▶ Texte à examiner:
Mais cette absurdité cache un crime plus grand encore, celui de Perrier-Nestlé. En doublant la production annuelle, passant d’un à deux milliards de bouteilles, alors même que « selon les anciens, la capacité de régénération de la source ne dépassait pas le milliard », le géant suisse a épuisé la ressource naturelle. Résultat : le pompage d’eaux qui ne sont plus naturellement filtrées.
La perte du label « eau naturelle » aura des conséquences désastreuses pour les salarié·es de Perrier et de la Verrerie, rendant le site moins attractif pour un éventuel repreneur. Le capitalisme exploite à outrance la terre, autant que les femmes et les hommes.

Les étapes de  la mobilisation

Dans ce contexte, le meeting d’Aimargues du 25 février et l’appel à la mobilisation du 3 juillet prochain à Vergèze sont autant d’étapes vers une mobilisation populaire contre la voracité de ces grands groupes. À la tribune, Sébastien Rome, ancien député de l’Hérault, enfant du pays dont le père travailla à la Verrerie, s’adresse aux salariés en lutte : « Le combat que vous menez vise non seulement à sauver vos emplois, mais sert aussi d’apprentissage de la lutte pour la population et les jeunes. […] Nous sommes là et nous serons encore là, à vos côtés. » Il rappelle la mobilisation des militant·es insoumis·es, particulièrement investi·es dans cette cause.

Raphaël Arnault, jeune député du Vaucluse, déjà présent à Vergèze lors de la venue de Manuel Bompard en avril dernier avec Nathalie Oziol (députée de l’Hérault) et Sébastien Rome, se souvient : « Il y a un an à peine, j’étais au SMIC. Je sais ce que fait le capitalisme à nos corps et à nos esprits. Quand on est malade, on a honte. Honte de le dire à son patron, honte de le dire à ses collègues. Qui parmi vous n’a jamais suspecté un collègue d’être un tire-au-flanc quand il disait qu’il était malade ? Moi, je l’ai pensé. Nous l’avons tous pensé. Et bien, cette division, c’est celle que le capitalisme installe entre nous. »

▶ Documents sources:
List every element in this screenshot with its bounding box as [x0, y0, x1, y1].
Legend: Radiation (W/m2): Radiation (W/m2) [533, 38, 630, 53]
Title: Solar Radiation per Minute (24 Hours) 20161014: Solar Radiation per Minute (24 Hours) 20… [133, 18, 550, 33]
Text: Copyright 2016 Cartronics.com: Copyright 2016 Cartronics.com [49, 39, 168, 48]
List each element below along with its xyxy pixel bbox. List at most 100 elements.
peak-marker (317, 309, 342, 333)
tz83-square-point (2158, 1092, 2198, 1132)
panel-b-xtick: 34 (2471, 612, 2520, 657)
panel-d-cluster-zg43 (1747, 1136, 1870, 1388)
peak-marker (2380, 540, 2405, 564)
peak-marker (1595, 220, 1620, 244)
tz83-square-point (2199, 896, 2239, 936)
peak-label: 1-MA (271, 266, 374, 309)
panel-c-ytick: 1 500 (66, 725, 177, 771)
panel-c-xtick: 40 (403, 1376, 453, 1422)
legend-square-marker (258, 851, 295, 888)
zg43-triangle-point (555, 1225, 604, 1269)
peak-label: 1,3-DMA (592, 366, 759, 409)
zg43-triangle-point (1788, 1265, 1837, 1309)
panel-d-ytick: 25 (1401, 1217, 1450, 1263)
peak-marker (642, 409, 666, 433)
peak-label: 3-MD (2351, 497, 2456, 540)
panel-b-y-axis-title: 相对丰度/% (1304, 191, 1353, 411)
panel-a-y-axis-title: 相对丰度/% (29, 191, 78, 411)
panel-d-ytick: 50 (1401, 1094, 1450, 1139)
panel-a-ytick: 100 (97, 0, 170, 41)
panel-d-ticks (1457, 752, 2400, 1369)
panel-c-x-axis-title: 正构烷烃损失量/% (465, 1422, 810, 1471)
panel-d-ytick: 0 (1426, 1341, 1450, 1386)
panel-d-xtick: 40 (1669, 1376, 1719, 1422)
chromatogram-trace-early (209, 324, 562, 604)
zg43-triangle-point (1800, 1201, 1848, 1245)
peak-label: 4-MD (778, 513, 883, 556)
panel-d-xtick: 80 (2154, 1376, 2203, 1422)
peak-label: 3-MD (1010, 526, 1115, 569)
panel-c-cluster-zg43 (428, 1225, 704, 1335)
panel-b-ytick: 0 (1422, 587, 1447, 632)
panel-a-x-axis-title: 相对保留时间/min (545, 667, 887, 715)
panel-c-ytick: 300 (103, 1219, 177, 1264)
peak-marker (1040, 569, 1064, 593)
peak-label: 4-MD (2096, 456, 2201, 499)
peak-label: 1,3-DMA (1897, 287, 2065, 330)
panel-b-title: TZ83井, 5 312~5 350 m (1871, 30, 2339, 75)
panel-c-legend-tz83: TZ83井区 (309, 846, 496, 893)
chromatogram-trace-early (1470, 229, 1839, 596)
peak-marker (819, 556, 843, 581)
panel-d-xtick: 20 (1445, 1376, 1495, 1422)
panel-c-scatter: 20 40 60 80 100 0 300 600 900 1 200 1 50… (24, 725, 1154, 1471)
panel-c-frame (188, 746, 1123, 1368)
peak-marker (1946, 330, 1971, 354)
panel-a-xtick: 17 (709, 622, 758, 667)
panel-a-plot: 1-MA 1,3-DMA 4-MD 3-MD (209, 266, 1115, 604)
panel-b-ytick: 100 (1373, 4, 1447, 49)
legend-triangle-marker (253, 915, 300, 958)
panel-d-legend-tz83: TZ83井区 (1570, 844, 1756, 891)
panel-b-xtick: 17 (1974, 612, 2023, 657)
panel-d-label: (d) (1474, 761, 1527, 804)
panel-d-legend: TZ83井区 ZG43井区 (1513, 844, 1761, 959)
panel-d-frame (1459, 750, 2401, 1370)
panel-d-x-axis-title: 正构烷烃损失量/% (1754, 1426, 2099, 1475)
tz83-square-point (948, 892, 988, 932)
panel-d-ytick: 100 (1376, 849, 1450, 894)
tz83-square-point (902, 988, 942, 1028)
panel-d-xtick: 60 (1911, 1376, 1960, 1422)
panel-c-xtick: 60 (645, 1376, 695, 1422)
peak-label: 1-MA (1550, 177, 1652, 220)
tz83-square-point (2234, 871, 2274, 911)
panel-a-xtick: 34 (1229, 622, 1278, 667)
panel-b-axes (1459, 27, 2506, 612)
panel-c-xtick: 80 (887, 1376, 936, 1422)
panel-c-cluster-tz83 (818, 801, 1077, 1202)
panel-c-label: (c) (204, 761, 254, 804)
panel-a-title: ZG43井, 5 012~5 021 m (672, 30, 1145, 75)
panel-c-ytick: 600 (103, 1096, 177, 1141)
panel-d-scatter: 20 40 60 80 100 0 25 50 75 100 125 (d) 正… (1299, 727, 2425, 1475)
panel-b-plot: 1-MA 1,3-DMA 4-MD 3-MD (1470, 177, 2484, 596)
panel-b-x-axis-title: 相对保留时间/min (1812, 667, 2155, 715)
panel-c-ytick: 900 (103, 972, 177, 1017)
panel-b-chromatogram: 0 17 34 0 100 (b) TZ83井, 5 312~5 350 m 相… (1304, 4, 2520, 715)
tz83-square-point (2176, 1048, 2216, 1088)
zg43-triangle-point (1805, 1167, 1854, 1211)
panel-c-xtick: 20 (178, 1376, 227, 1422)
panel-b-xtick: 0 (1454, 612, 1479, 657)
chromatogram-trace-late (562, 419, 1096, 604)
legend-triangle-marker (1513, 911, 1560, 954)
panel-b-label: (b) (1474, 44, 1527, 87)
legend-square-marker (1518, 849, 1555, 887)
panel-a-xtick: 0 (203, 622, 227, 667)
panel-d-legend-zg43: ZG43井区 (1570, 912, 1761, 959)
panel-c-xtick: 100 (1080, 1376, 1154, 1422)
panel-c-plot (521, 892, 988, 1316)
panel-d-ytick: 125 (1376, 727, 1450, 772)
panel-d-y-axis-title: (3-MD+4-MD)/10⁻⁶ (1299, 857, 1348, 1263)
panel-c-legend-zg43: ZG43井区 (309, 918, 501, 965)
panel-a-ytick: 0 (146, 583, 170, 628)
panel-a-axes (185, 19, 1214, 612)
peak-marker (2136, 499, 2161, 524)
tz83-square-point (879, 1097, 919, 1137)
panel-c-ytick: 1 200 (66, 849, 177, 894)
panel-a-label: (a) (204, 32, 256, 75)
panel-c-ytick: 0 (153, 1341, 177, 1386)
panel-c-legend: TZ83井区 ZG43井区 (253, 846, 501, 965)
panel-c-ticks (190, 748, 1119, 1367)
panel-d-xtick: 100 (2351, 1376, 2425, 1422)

▶ Votre travail:
1 > Recopiez le texte sur Perrier de « Mais cette absurdité » jusqu'à « et les hommes. », en remplaçant « le géant suisse » par « le groupe ».
2 > D'après le texte sur Perrier, à combien de bouteilles la production annuelle est-elle passée ?
3 > Poursuivez le texte sur Perrier après sa dernière phrase.
Les items n'interviennent en rien ici.

▶ Exercices corrigés:
1 >
Mais cette absurdité cache un crime plus grand encore, celui de Perrier-Nestlé. En doublant la production annuelle, passant d’un à deux milliards de bouteilles, alors même que « selon les anciens, la capacité de régénération de la source ne dépassait pas le milliard », le groupe a épuisé la ressource naturelle. Résultat : le pompage d’eaux qui ne sont plus naturellement filtrées.
La perte du label « eau naturelle » aura des conséquences désastreuses pour les salarié·es de Perrier et de la Verrerie, rendant le site moins attractif pour un éventuel repreneur. Le capitalisme exploite à outrance la terre, autant que les femmes et les hommes.

2 > À deux milliards de bouteilles.

3 >
Aurélie Trouvé clôture la soirée en détaillant l’abandon de l’industrie par les macronistes, évoquant « le plus mauvais ministre de l’Industrie de la Ve République, le témoin de mariage de Macron, Marc Ferracci, millionnaire grâce à un cabinet de conseil hérité de son père. » Elle poursuit : « Ce qui se passe à la Verrerie est en tout point comparable à ce qui se passe chez ArcelorMittal. L’État accepte, voire encourage, la disparition du savoir-faire français. Qu’il soit sacrifié sur l’autel des profits des actionnaires leur est indifférent. Même des députés de droite commencent à s’en rendre compte. […] Il est urgent de censurer ce gouvernement. Malheureusement, lorsque nous pouvions faire tomber Bayrou, le PS a refusé la censure. Aujourd’hui, ils y reviennent, mais c’est par assurance que le RN ne la votera pas. PS et RN, pour des raisons différentes, portent une même responsabilité : maintenir ce gouvernement qui détruit l’industrie, les emplois, les services publics et ne fait aucun investissement nécessaire, notamment en matière d’écologie. »
Elle ajoute qu’un pacte est possible entre les « vrais entrepreneurs » et le programme de la France insoumise : « En tant que présidente de la commission des affaires économiques de l’Assemblée nationale, je rencontre de nombreux chefs d’entreprise. Tous nous demandent la même chose : une planification économique et écologique pour avoir une lisibilité de l’avenir et enclencher les investissements. »

Mais ce sont les représentants du personnel des sites d’Éminence à Sauve et de la Verrerie de Vergèze qui ont recueilli les plus vifs applaudissements. Dans un discours clair sur la responsabilité de Macron, sur la réalité politique du pays et sur le cynisme des dirigeants, ils ont rappelé à toute la salle l’importance de la mobilisation.

En conclusion de la rencontre avec Aurélie Trouvé, celle-ci s’est engagée à obtenir les réponses de Nestlé et d’Owen Illinois qui manquent encore aux salarié·es. L’Union régionale des SCOP était également présente pour accompagner les couturières de Sauve. En quelques mots, la France insoumise s’est mise au service des ouvrières et des ouvriers du Gard — ce que le RN ne fera jamais.